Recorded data
================================

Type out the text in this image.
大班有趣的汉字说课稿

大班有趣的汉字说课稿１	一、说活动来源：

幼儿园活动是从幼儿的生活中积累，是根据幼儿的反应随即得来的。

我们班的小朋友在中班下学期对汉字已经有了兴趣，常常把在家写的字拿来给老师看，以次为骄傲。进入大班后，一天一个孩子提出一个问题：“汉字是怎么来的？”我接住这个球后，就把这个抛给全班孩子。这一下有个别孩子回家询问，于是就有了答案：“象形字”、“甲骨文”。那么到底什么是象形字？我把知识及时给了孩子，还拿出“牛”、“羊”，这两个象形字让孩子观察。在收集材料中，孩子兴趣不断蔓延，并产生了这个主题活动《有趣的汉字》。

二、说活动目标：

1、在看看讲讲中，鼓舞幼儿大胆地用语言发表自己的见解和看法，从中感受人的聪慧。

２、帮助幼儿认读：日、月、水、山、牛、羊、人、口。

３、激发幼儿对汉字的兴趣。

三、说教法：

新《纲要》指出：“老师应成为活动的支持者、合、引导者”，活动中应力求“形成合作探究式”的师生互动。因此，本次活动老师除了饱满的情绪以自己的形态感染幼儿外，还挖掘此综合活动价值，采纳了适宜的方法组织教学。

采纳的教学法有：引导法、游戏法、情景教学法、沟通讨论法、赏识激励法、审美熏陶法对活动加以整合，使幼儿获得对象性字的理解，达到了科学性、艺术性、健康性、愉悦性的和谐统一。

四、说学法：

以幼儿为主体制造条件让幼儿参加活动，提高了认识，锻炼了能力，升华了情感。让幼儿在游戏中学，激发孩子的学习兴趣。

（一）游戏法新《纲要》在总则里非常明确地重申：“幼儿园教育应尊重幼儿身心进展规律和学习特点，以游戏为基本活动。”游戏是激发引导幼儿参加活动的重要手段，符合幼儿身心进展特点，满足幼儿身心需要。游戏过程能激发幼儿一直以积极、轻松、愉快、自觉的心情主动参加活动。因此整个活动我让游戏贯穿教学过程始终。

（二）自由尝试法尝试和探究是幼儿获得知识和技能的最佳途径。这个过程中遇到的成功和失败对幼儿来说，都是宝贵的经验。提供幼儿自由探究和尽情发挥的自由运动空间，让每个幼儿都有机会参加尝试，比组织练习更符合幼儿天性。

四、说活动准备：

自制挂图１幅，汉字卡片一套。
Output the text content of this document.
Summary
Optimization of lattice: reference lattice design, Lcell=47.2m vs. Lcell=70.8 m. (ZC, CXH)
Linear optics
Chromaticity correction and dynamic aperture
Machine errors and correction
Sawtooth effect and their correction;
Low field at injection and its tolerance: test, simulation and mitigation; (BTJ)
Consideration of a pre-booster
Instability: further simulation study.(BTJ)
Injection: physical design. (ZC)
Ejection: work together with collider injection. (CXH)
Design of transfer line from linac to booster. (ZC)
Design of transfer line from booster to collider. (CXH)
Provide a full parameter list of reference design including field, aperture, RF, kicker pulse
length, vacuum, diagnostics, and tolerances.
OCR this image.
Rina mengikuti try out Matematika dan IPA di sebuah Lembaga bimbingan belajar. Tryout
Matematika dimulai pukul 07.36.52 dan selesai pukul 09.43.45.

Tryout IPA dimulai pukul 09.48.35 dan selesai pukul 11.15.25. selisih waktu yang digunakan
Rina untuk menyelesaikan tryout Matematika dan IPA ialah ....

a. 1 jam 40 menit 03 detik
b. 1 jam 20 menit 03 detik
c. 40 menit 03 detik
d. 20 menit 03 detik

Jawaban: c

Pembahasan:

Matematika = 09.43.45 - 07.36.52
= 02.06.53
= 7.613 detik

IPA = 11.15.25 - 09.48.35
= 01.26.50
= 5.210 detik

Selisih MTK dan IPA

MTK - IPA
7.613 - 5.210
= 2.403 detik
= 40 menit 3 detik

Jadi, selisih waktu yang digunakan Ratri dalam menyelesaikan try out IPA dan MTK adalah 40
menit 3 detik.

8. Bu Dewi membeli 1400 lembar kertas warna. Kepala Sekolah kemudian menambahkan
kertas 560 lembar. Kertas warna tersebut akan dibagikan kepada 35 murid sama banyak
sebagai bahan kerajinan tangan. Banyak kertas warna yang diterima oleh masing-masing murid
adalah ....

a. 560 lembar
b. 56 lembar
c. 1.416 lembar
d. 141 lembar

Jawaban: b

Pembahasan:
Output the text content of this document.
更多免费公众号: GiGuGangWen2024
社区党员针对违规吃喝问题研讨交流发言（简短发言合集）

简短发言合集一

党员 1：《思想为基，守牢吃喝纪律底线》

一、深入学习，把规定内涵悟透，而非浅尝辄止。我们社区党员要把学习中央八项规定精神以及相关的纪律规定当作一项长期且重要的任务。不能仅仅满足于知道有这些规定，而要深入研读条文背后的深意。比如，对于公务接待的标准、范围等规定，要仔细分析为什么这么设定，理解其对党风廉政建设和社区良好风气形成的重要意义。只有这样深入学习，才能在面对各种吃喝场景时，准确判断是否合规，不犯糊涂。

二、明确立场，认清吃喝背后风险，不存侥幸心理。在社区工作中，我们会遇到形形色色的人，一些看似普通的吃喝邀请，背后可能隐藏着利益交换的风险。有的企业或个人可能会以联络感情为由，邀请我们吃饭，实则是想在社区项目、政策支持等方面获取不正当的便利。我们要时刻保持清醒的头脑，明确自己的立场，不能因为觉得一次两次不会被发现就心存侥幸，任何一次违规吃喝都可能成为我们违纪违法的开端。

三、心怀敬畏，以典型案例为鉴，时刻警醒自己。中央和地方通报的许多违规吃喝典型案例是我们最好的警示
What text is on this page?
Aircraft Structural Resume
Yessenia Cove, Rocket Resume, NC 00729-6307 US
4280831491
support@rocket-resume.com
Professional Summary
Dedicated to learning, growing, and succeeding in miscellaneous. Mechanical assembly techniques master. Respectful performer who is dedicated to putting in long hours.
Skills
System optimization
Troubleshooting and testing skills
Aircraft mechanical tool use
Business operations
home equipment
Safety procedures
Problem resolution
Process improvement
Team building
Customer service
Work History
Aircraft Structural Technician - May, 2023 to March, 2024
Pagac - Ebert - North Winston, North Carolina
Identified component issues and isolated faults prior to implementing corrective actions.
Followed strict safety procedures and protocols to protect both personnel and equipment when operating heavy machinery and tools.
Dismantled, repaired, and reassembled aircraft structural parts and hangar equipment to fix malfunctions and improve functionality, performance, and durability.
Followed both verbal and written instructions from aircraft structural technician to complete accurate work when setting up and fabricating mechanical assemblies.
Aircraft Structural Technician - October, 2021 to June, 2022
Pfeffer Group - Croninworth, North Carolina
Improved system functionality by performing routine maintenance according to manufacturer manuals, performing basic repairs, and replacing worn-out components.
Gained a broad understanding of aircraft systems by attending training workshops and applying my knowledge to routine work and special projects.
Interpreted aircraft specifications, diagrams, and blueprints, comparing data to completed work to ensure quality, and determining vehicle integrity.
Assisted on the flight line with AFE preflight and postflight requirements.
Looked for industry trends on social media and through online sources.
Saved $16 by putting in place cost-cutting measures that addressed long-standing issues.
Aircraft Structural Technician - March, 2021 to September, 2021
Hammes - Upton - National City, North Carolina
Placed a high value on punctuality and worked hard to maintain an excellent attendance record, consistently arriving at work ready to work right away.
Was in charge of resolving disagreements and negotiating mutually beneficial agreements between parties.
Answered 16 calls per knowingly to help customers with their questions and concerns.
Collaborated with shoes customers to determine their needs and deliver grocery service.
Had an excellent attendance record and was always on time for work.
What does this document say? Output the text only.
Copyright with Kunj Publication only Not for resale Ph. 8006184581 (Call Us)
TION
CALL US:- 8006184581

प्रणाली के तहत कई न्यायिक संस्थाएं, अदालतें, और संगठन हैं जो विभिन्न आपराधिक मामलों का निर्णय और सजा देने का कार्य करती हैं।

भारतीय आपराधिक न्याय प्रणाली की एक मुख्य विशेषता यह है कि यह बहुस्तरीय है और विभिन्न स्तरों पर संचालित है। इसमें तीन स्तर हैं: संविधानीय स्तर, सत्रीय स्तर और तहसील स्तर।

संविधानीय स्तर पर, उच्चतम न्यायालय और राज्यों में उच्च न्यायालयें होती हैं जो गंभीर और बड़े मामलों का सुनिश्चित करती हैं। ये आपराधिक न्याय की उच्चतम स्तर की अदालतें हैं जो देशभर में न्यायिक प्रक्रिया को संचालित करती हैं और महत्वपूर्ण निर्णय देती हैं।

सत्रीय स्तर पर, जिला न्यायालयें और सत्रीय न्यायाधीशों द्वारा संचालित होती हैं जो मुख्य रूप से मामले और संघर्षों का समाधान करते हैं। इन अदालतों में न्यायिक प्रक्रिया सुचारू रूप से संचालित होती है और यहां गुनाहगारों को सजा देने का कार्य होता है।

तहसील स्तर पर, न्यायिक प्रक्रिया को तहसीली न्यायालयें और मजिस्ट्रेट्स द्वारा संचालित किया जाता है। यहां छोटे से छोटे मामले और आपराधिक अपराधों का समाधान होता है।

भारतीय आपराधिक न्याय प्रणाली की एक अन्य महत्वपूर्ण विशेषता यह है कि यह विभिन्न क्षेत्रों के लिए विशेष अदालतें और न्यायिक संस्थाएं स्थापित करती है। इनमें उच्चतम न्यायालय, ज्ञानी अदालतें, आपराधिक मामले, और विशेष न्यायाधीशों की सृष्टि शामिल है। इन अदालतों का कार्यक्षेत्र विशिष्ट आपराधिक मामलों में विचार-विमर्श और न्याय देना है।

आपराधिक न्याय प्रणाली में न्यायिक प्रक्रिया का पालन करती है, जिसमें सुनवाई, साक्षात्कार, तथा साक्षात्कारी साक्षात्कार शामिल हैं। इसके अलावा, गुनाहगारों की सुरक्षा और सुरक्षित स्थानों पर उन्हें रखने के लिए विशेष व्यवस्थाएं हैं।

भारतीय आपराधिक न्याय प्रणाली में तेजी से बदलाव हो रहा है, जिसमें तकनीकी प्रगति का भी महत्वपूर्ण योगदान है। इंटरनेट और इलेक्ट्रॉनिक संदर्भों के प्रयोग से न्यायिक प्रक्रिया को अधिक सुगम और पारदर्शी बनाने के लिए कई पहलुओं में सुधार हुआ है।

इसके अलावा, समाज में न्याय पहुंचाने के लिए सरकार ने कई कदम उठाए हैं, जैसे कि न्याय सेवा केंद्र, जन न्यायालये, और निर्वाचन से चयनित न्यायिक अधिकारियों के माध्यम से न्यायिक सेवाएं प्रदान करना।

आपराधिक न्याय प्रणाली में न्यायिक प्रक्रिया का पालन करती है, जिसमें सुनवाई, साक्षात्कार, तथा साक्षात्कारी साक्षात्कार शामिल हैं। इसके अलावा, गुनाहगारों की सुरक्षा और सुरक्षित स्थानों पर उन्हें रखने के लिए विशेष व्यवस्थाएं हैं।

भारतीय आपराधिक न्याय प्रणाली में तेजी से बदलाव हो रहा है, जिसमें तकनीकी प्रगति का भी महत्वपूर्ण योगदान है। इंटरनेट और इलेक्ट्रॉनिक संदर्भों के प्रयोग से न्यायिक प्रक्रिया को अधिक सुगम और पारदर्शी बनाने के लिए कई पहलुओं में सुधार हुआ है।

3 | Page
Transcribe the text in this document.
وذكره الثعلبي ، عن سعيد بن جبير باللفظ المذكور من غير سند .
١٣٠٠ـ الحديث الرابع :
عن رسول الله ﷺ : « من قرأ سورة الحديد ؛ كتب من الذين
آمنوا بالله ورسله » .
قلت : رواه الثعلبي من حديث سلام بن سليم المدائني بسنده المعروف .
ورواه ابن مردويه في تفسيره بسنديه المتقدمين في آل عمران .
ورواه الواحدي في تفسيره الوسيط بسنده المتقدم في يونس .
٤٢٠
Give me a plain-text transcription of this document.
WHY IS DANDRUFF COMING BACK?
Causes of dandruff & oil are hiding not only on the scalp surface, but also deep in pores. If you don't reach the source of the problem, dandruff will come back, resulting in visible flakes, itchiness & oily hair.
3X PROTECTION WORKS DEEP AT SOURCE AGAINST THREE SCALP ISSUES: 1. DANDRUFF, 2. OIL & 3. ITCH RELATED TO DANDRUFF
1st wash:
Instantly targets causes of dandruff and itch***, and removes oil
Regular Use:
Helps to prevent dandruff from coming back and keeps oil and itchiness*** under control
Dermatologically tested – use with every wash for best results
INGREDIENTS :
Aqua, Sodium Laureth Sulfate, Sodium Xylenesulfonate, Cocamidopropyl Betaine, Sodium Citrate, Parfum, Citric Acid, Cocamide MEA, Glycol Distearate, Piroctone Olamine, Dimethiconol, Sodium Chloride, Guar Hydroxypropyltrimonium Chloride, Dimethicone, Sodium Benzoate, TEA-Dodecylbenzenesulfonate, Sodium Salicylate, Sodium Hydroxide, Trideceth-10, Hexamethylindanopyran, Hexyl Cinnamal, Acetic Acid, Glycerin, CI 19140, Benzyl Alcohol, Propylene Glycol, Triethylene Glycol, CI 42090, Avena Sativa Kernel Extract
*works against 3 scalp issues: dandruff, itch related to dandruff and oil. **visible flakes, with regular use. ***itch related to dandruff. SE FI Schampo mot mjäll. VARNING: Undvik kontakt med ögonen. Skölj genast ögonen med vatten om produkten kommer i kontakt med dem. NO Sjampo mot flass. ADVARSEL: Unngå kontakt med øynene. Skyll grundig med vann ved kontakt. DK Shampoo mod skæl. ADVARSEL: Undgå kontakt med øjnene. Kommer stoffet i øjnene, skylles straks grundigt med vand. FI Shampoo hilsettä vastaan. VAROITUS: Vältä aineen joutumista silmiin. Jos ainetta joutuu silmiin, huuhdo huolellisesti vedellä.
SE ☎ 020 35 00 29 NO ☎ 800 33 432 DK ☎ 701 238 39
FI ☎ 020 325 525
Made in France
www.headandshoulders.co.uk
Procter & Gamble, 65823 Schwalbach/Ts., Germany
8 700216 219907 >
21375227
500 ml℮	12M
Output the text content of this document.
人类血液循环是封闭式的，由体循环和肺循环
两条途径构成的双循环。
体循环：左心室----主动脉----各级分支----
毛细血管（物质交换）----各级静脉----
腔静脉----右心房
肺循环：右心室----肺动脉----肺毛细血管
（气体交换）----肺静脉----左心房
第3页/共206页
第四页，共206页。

================================

What you need to do — Pull every line containing "collider" from the material above.

The reply —
Ejection: work together with collider injection. (CXH)
Design of transfer line from booster to collider. (CXH)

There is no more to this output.